## TASK TO CARRY OUT
Copy every line from the data below in which the string "search" can be found.

## DATA FOR PROCESSING

((

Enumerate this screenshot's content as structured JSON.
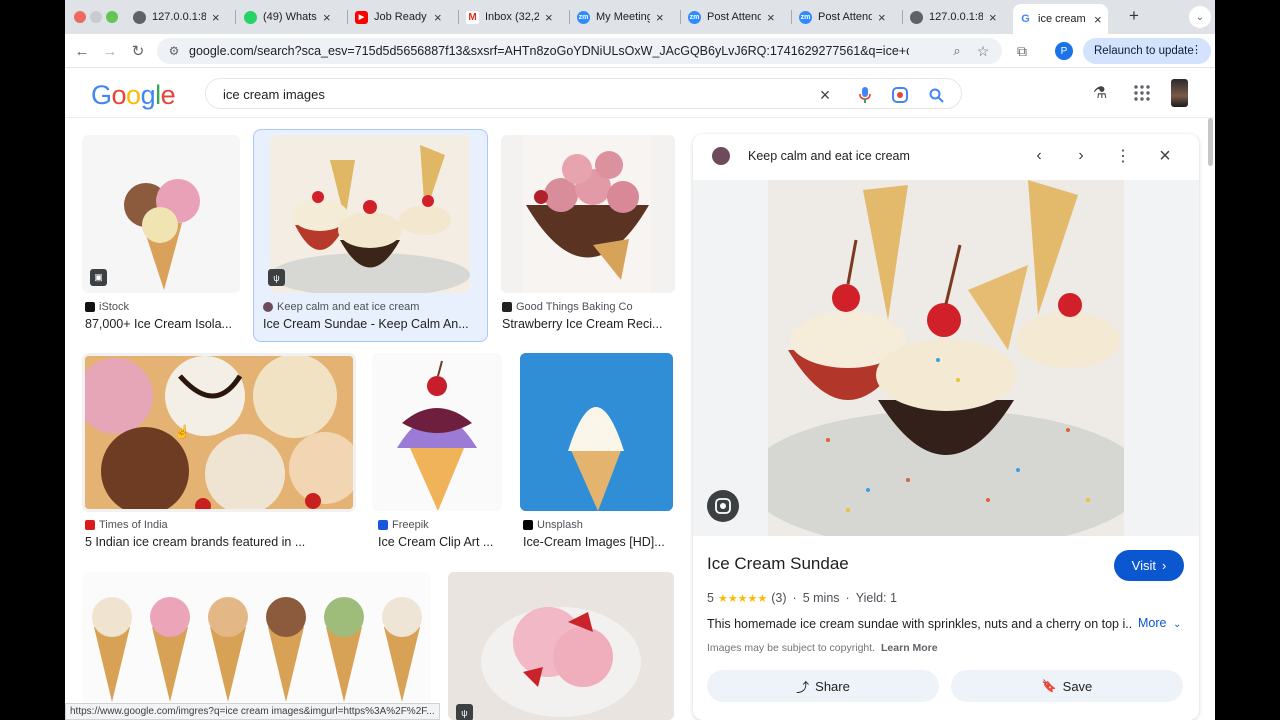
{
  "browser": {
    "tabs": [
      {
        "title": "127.0.0.1:8",
        "icon": "globe-icon"
      },
      {
        "title": "(49) Whats",
        "icon": "whatsapp-icon"
      },
      {
        "title": "Job Ready",
        "icon": "youtube-icon"
      },
      {
        "title": "Inbox (32,2",
        "icon": "gmail-icon"
      },
      {
        "title": "My Meeting",
        "icon": "zoom-icon"
      },
      {
        "title": "Post Attend",
        "icon": "zoom-icon"
      },
      {
        "title": "Post Attend",
        "icon": "zoom-icon"
      },
      {
        "title": "127.0.0.1:8",
        "icon": "globe-icon"
      },
      {
        "title": "ice cream in",
        "icon": "google-icon"
      }
    ],
    "url": "google.com/search?sca_esv=715d5d5656887f13&sxsrf=AHTn8zoGoYDNiULsOxW_JAcGQB6yLvJ6RQ:1741629277561&q=ice+cream+imag...",
    "relaunch_label": "Relaunch to update",
    "profile_initial": "P",
    "status_url": "https://www.google.com/imgres?q=ice cream images&imgurl=https%3A%2F%2F..."
  },
  "search": {
    "logo": "Google",
    "query": "ice cream images"
  },
  "results": [
    {
      "source": "iStock",
      "caption": "87,000+ Ice Cream Isola..."
    },
    {
      "source": "Keep calm and eat ice cream",
      "caption": "Ice Cream Sundae - Keep Calm An..."
    },
    {
      "source": "Good Things Baking Co",
      "caption": "Strawberry Ice Cream Reci..."
    },
    {
      "source": "Times of India",
      "caption": "5 Indian ice cream brands featured in ..."
    },
    {
      "source": "Freepik",
      "caption": "Ice Cream Clip Art ..."
    },
    {
      "source": "Unsplash",
      "caption": "Ice-Cream Images [HD]..."
    }
  ],
  "panel": {
    "site_name": "Keep calm and eat ice cream",
    "title": "Ice Cream Sundae",
    "visit_label": "Visit",
    "rating": "5",
    "stars": "★★★★★",
    "rating_count": "(3)",
    "time": "5 mins",
    "yield": "Yield: 1",
    "description": "This homemade ice cream sundae with sprinkles, nuts and a cherry on top i...",
    "more_label": "More",
    "copyright_note": "Images may be subject to copyright.",
    "learn_more": "Learn More",
    "share_label": "Share",
    "save_label": "Save"
  },
  "colors": {
    "accent": "#0b57d0",
    "selected_border": "#a8c7fa"
  }
}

))

## ANSWER TO THIS EXERCISE
    "url": "google.com/search?sca_esv=715d5d5656887f13&sxsrf=AHTn8zoGoYDNiULsOxW_JAcGQB6yLvJ6RQ:1741629277561&q=ice+cream+imag...",
  "search": {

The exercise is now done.